# WHAT THE TASK REQUIRES:
Collect all lines containing the word "this" from the data.

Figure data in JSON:
┌────────

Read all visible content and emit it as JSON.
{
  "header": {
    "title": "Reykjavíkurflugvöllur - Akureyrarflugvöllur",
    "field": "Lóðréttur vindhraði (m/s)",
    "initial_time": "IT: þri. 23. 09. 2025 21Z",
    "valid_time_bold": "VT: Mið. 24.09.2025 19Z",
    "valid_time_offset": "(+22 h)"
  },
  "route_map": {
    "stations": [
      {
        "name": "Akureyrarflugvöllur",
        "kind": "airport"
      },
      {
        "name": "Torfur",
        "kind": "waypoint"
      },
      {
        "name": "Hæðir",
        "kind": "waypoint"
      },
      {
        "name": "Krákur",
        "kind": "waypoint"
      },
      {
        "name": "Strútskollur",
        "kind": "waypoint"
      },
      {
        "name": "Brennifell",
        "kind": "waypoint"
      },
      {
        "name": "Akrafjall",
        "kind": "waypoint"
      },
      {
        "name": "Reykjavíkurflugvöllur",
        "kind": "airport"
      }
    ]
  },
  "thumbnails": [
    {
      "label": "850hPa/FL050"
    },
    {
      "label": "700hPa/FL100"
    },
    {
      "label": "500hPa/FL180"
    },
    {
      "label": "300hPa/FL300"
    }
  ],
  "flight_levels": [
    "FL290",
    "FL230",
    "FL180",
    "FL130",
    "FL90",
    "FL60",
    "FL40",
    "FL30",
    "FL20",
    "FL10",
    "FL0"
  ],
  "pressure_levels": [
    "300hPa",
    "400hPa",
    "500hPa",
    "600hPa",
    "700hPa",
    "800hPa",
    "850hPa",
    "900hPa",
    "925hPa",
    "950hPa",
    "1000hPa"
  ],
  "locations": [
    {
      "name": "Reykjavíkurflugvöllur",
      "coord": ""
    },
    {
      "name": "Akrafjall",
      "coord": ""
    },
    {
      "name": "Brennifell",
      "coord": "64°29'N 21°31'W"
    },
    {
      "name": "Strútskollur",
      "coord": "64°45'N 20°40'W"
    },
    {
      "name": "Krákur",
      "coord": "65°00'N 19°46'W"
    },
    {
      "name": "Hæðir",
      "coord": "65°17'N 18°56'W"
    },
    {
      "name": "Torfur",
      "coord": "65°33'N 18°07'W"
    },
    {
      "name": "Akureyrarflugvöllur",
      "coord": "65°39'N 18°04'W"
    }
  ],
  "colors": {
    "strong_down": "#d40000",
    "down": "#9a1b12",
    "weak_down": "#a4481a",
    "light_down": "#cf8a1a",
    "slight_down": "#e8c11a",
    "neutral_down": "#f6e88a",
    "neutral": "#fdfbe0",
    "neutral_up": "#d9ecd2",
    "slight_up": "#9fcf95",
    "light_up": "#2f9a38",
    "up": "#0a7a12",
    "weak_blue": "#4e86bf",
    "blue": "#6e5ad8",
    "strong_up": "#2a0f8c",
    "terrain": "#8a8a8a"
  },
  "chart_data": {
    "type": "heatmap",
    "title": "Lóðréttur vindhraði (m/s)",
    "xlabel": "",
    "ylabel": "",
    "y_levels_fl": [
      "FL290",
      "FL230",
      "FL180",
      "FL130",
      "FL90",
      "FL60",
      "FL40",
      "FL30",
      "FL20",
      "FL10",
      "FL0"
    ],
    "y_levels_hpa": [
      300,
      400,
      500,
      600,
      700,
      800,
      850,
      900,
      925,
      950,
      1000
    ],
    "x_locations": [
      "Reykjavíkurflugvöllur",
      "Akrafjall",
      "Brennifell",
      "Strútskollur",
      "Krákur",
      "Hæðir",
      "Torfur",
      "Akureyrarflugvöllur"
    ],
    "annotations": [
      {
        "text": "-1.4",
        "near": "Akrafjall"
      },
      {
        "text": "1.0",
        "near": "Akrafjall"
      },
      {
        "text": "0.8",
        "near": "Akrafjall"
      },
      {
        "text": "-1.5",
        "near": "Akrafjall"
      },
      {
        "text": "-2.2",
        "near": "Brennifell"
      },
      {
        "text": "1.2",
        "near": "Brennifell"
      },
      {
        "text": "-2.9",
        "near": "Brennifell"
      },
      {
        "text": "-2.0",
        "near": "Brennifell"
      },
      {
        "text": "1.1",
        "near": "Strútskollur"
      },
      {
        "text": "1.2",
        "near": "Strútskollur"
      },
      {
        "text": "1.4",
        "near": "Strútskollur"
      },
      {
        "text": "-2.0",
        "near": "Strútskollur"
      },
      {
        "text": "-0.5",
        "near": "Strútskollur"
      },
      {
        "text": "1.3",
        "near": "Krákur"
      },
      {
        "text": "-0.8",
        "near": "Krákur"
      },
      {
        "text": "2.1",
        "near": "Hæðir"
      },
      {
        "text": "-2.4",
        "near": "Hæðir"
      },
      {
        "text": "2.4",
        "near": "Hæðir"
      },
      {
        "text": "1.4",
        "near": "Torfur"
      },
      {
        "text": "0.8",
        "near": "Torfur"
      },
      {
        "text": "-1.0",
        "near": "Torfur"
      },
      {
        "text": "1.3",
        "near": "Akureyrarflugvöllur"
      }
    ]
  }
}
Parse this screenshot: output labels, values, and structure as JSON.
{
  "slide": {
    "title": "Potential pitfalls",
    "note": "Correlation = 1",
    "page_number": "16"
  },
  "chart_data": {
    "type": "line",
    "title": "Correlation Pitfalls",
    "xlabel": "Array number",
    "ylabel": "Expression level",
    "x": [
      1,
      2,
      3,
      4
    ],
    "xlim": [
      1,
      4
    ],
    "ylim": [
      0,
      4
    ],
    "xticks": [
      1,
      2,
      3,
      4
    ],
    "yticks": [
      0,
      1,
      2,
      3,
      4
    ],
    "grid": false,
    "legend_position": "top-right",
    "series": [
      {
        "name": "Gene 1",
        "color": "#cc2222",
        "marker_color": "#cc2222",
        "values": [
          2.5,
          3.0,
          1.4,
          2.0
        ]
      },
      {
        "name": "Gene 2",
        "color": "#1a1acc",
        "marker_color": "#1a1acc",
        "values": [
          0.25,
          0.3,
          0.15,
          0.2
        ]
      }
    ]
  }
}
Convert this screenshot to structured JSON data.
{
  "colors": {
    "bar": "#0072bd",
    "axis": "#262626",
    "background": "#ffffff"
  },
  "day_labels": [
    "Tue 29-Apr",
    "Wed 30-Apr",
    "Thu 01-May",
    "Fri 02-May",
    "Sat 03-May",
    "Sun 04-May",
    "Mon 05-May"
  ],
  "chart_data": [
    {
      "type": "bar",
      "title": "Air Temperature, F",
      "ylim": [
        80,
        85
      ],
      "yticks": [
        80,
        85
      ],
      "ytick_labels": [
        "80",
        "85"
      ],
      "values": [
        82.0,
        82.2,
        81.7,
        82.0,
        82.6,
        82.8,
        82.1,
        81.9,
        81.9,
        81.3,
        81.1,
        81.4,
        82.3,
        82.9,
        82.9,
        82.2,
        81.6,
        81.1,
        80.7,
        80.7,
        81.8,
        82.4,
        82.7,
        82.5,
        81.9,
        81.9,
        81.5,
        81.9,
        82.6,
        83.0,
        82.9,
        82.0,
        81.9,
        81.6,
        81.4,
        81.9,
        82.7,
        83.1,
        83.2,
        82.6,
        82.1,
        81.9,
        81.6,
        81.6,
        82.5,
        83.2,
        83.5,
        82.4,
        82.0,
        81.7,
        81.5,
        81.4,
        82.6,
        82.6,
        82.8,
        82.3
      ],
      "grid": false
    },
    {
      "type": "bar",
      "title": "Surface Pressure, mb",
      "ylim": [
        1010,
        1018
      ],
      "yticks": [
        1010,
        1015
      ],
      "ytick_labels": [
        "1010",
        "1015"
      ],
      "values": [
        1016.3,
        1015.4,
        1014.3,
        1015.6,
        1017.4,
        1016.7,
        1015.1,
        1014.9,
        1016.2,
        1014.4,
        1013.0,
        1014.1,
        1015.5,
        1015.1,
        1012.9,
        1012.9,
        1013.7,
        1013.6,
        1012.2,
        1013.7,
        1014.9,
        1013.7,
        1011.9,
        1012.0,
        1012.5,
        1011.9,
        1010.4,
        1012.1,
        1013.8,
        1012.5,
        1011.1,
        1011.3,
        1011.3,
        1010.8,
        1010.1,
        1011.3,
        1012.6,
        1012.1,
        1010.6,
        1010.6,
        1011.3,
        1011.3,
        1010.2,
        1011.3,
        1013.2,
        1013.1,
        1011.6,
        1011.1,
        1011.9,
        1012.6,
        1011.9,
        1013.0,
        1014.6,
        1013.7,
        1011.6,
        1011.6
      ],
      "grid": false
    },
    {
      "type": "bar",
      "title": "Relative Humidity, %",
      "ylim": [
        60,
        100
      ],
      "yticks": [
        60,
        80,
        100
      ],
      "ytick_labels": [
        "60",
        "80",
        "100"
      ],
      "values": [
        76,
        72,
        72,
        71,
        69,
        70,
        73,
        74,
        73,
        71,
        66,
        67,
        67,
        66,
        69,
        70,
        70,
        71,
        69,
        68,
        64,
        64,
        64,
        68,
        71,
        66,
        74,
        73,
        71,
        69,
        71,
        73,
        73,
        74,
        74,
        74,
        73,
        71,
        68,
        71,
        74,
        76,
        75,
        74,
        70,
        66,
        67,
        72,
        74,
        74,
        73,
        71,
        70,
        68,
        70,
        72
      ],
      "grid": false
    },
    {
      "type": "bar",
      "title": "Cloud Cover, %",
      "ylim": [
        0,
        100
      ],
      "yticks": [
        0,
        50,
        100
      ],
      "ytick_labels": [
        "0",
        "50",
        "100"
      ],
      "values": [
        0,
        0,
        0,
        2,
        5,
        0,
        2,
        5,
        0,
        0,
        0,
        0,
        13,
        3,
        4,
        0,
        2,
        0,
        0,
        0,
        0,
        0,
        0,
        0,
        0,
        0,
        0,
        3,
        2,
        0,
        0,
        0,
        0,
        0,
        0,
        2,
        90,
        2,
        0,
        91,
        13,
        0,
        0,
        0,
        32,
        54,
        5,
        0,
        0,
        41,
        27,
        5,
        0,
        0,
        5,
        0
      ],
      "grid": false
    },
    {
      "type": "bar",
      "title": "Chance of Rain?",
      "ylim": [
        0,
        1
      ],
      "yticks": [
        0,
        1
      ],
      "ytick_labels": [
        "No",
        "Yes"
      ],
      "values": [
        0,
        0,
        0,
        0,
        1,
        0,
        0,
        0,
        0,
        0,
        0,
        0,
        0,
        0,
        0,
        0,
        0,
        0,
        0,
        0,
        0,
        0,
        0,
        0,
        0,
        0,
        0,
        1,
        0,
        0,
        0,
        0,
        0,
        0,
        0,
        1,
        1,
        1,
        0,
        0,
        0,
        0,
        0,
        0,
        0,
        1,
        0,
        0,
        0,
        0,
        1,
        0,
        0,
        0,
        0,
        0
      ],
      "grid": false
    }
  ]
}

└────────

# FULL ANSWER:
Parse this screenshot: output labels, values, and structure as JSON.
Convert this screenshot to structured JSON data.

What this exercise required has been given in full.